----- LISTED RECORDS

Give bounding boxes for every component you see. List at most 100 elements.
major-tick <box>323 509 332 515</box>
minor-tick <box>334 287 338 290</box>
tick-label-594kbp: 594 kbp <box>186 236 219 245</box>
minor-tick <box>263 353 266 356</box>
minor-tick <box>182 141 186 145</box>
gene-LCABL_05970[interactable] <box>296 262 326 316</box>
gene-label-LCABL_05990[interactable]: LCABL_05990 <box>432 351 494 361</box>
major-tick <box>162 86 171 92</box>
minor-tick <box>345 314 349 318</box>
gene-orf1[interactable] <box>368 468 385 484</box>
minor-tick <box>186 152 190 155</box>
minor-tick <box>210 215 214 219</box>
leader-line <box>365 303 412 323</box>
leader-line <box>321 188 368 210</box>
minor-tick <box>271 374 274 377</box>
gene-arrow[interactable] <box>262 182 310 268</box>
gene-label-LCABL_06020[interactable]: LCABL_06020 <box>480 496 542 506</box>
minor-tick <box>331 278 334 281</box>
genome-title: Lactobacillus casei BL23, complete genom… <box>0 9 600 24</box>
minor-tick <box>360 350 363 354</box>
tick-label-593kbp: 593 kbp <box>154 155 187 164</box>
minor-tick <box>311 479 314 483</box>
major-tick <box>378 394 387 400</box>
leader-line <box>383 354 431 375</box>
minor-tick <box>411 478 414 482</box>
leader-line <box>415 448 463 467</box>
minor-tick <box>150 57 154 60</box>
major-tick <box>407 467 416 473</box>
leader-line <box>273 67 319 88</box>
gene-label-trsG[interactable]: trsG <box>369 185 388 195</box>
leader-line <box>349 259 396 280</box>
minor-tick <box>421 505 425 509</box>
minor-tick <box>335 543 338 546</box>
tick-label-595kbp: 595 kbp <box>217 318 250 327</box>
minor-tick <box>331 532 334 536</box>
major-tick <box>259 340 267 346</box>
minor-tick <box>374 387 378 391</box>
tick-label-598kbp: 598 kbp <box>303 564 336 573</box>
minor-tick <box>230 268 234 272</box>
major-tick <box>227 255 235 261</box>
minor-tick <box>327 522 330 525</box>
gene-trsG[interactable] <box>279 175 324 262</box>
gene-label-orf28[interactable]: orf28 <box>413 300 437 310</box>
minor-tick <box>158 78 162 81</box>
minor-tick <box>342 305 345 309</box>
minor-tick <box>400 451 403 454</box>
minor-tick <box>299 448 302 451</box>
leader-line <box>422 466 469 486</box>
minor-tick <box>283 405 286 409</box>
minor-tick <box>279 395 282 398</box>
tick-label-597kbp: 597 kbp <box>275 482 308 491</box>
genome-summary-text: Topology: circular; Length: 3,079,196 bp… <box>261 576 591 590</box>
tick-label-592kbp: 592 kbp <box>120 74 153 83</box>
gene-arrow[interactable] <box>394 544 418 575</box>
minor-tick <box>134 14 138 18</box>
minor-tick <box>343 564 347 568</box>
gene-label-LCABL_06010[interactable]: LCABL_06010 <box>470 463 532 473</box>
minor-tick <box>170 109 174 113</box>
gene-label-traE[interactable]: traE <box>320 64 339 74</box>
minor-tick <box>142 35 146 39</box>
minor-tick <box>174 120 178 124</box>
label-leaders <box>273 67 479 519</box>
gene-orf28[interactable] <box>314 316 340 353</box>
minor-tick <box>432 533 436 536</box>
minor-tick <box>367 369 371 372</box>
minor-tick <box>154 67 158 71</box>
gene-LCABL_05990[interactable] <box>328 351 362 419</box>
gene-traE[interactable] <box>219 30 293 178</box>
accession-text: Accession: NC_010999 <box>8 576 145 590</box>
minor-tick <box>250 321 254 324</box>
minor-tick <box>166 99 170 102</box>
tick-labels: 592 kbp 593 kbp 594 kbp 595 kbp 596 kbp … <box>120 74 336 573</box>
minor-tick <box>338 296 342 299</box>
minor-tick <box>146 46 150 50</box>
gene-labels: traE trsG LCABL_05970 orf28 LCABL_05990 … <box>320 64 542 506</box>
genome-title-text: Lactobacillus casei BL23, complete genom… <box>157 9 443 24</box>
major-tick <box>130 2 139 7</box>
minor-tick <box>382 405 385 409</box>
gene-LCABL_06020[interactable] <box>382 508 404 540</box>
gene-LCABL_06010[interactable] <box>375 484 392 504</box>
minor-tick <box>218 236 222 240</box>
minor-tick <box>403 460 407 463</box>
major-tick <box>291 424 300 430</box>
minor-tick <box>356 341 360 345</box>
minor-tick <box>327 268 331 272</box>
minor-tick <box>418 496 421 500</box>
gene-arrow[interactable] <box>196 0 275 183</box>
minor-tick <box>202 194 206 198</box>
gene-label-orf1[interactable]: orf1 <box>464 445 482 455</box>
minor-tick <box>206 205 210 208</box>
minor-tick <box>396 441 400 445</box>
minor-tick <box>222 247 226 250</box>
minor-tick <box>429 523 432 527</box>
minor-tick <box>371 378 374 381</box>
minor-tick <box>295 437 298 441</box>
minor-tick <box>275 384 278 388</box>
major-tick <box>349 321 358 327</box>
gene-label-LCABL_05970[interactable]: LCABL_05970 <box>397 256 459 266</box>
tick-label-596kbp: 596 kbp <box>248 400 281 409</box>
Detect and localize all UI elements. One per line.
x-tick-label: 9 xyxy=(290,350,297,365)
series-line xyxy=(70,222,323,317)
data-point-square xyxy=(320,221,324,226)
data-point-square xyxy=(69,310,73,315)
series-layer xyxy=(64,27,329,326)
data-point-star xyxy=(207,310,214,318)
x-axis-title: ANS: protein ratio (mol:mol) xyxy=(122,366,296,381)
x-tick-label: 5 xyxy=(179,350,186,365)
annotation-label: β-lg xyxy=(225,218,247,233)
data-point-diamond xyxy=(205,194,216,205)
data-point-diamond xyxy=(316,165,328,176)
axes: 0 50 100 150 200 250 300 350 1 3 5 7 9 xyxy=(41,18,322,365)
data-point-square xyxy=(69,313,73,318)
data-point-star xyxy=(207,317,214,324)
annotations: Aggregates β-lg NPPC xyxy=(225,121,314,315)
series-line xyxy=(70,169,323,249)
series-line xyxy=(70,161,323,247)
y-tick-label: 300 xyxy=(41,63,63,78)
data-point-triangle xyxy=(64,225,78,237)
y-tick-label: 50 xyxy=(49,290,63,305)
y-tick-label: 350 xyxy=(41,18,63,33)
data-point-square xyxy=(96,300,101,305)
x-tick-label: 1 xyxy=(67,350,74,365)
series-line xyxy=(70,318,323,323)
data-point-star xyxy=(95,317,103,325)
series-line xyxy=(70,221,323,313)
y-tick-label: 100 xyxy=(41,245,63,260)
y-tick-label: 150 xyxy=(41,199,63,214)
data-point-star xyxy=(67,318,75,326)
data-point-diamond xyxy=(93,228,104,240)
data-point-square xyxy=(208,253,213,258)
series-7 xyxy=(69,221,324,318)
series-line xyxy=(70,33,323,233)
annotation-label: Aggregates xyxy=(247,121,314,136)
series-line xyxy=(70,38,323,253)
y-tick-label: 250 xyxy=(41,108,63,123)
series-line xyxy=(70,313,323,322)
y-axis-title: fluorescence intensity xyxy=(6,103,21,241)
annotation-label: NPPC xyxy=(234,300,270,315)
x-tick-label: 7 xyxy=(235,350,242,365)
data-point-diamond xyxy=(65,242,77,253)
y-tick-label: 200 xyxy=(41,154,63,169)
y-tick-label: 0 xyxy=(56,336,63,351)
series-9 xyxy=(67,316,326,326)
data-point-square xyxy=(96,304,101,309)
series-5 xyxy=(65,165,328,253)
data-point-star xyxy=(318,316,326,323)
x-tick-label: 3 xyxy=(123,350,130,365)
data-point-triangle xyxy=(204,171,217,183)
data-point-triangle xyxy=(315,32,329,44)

----------
----- LISTED RECORDS

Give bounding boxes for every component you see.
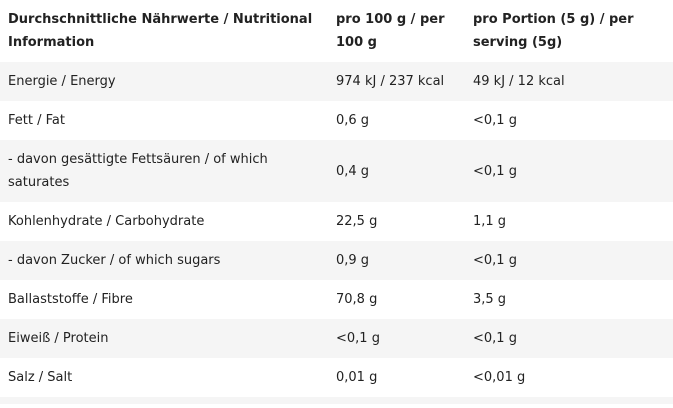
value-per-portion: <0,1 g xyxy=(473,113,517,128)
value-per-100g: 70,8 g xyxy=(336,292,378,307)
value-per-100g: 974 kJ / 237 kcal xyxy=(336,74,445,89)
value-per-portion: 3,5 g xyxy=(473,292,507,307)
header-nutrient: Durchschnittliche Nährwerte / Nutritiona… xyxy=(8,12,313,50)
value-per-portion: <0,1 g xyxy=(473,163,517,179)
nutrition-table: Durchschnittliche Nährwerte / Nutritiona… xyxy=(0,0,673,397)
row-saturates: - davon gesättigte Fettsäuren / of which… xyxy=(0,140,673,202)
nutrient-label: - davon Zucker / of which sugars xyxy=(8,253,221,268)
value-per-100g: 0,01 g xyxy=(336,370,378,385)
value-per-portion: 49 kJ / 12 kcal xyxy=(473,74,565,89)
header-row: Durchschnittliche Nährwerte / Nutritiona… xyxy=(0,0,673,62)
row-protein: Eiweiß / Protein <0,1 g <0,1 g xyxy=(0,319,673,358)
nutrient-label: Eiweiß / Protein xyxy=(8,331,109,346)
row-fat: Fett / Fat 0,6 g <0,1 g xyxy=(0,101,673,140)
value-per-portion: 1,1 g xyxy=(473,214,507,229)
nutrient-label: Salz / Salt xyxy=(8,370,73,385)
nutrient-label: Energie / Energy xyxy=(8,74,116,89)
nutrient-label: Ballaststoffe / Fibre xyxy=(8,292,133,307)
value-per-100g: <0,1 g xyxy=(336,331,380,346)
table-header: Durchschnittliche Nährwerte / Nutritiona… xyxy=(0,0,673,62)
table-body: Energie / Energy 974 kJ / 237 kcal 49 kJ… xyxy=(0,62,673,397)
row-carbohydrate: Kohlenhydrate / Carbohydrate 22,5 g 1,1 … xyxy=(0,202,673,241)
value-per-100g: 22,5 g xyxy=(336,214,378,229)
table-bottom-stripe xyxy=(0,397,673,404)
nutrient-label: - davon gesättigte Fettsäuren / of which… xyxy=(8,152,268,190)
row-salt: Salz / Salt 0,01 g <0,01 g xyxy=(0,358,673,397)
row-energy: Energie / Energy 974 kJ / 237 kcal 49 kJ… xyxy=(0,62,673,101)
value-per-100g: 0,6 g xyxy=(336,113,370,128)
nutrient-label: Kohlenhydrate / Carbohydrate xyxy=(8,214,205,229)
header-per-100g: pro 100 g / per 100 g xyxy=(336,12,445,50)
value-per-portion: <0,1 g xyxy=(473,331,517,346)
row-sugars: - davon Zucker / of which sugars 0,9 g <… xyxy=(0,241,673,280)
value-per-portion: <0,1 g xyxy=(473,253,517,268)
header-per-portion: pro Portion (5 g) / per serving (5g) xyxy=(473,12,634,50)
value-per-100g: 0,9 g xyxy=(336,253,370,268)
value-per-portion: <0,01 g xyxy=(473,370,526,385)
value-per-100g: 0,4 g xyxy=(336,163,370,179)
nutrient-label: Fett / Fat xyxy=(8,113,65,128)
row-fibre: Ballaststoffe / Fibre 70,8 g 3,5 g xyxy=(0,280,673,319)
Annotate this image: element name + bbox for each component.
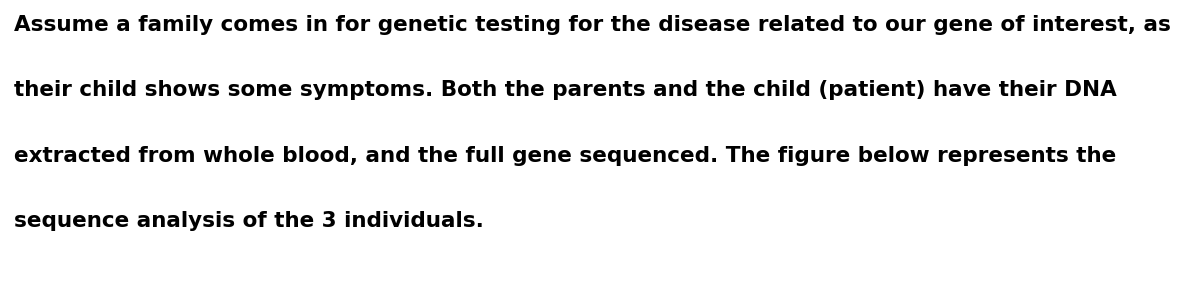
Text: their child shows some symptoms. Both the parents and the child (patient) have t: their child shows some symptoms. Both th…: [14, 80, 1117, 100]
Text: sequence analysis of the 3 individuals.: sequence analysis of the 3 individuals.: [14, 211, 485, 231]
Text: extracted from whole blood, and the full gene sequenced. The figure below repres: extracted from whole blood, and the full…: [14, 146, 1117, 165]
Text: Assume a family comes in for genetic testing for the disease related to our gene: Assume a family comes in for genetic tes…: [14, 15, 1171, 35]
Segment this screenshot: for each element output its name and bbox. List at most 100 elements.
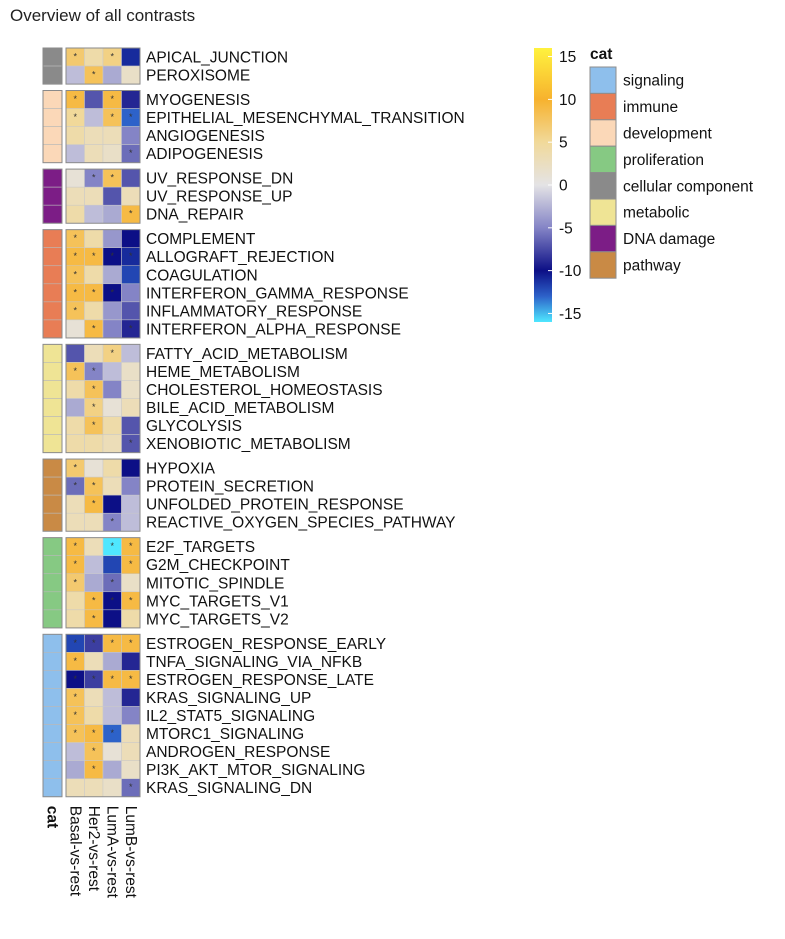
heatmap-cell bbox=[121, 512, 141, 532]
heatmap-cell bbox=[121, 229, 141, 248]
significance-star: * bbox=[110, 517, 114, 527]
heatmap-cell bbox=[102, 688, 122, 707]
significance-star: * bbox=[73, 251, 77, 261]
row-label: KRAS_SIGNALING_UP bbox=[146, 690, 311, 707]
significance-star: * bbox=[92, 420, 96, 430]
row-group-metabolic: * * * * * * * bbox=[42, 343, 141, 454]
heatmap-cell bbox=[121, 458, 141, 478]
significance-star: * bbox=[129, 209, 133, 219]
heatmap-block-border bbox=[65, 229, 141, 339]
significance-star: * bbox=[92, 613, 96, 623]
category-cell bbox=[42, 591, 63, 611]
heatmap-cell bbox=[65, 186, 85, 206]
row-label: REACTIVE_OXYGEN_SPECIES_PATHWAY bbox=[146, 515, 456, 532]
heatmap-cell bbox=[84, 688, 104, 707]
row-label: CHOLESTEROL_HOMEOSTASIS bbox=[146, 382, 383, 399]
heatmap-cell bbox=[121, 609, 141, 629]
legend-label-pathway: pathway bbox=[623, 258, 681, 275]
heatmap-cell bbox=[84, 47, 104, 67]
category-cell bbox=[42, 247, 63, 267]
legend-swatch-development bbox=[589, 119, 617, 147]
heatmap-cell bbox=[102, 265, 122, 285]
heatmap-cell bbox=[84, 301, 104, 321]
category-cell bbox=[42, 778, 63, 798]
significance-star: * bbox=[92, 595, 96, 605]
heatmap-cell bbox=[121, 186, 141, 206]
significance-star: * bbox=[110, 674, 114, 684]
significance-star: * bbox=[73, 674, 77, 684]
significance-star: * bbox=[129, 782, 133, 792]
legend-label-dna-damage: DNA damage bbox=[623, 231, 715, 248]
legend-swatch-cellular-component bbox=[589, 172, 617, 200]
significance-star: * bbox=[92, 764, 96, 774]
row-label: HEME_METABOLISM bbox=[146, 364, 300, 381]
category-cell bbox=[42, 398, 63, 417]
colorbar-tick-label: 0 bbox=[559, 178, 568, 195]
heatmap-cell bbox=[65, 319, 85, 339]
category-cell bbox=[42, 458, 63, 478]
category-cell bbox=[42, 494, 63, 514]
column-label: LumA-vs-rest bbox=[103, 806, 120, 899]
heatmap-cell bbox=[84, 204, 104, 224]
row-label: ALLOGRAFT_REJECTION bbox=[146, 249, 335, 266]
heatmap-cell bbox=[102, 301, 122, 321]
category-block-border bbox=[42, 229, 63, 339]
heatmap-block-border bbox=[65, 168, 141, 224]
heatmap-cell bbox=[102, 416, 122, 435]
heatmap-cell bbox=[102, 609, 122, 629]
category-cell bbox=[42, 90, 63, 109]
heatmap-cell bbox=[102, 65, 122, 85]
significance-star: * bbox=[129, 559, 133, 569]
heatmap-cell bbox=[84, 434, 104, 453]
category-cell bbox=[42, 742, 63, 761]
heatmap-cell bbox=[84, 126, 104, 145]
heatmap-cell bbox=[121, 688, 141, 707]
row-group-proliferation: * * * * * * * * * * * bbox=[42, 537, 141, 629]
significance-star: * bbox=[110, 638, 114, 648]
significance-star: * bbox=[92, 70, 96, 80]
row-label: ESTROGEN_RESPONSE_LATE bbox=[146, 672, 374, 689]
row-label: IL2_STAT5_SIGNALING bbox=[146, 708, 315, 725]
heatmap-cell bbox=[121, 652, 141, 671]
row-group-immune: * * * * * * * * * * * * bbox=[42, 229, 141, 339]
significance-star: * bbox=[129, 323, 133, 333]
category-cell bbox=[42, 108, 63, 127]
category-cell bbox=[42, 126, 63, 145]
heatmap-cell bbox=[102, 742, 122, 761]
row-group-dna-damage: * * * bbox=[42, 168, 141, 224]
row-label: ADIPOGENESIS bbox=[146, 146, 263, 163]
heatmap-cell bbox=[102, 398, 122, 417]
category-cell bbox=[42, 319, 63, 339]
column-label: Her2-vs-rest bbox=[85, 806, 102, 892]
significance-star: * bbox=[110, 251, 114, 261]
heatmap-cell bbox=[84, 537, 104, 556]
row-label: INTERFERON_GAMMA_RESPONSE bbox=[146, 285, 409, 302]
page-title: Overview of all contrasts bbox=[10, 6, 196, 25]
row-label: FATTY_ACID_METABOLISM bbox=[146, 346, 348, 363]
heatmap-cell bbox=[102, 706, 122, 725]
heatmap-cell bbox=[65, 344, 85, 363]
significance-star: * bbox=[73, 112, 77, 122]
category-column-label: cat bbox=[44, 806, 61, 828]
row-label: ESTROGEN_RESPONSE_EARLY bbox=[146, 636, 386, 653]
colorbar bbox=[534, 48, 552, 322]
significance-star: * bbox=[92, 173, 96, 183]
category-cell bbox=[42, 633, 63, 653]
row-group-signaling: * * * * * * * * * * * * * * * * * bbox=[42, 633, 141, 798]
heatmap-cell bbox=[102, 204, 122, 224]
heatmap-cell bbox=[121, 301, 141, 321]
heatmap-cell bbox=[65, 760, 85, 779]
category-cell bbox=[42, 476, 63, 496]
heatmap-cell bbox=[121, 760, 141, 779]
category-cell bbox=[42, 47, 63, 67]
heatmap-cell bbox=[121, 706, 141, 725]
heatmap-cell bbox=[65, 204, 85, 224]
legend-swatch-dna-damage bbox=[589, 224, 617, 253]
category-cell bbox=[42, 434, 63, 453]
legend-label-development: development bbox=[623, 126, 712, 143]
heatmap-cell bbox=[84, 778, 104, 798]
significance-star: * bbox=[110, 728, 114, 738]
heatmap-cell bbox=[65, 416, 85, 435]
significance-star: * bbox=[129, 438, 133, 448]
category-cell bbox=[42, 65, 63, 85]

----------
----- LISTED RECORDS

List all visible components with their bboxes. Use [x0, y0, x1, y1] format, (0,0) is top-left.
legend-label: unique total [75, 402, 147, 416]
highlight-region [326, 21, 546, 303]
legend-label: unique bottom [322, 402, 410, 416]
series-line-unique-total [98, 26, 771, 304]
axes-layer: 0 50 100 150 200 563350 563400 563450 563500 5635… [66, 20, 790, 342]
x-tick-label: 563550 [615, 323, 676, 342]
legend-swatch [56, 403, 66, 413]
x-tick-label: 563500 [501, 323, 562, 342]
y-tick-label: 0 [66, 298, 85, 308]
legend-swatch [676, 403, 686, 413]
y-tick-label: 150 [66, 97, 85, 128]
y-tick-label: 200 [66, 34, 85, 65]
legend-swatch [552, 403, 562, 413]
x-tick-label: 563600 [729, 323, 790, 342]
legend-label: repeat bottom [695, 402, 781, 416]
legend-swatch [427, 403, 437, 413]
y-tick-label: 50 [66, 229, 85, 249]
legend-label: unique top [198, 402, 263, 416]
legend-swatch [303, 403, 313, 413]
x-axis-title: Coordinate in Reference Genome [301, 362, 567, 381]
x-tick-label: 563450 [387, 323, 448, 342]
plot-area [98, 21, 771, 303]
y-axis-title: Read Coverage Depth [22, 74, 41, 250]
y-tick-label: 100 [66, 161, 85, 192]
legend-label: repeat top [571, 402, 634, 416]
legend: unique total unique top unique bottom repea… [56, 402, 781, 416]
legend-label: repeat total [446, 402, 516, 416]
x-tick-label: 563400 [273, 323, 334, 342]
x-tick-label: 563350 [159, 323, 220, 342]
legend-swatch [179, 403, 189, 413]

----------

# TASK STATEMENT
Find the number of lines in the material above that contain the word "Fettsäuren"; write that number and nothing else.

# EXERCISE OUTPUT
2